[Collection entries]

## Begin

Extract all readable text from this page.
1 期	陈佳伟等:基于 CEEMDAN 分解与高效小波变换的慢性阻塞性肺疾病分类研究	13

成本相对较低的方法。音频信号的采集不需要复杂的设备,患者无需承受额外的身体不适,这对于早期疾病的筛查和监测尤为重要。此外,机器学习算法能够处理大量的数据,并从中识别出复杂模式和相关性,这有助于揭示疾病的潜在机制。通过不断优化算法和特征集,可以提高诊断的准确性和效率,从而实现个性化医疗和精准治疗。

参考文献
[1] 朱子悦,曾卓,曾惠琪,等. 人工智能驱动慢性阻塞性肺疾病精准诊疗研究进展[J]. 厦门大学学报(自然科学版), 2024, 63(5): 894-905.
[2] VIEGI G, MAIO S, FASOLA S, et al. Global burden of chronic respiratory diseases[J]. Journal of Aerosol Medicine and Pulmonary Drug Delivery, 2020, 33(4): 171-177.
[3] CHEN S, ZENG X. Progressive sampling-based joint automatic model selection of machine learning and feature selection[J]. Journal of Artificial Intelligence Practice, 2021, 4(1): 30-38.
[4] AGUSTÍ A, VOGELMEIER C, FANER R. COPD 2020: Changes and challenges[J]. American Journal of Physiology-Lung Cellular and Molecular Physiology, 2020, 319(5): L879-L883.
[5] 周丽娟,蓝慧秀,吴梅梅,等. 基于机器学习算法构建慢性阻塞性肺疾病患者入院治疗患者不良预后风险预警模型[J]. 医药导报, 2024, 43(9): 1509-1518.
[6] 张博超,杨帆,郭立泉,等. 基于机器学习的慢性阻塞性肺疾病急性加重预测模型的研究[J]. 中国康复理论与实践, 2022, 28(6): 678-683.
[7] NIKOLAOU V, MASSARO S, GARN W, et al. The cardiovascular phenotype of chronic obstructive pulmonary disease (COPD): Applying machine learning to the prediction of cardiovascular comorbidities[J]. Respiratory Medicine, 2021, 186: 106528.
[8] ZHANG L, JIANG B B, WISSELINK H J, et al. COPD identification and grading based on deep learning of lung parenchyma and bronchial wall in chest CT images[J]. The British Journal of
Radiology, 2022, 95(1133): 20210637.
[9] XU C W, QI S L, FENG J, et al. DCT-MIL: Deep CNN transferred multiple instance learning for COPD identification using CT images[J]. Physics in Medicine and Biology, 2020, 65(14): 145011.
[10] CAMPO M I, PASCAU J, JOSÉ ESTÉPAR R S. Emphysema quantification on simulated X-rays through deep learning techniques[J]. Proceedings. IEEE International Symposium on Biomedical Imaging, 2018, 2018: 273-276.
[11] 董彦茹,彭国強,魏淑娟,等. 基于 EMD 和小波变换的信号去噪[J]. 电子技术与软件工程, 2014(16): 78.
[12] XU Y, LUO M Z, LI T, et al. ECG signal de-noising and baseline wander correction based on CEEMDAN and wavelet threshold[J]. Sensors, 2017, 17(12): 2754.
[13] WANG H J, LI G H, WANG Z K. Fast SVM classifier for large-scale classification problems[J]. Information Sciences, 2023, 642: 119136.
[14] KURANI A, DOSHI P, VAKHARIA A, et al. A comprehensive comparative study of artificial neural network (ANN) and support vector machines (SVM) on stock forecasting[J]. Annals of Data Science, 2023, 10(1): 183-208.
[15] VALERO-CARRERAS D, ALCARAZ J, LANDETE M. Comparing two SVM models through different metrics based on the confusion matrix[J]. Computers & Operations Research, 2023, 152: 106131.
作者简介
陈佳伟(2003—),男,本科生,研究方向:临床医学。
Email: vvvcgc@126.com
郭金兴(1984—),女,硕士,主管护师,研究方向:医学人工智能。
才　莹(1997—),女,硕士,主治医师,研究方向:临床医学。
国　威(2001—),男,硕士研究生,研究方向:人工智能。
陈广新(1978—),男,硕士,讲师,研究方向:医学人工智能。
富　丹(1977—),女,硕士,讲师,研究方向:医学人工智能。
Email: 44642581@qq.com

## End

- Task instructions -
Take every line containing the word "identification" and copy it.

- Task response -
[8] ZHANG L, JIANG B B, WISSELINK H J, et al. COPD identification and grading based on deep learning of lung parenchyma and bronchial wall in chest CT images[J]. The British Journal of
[9] XU C W, QI S L, FENG J, et al. DCT-MIL: Deep CNN transferred multiple instance learning for COPD identification using CT images[J]. Physics in Medicine and Biology, 2020, 65(14): 145011.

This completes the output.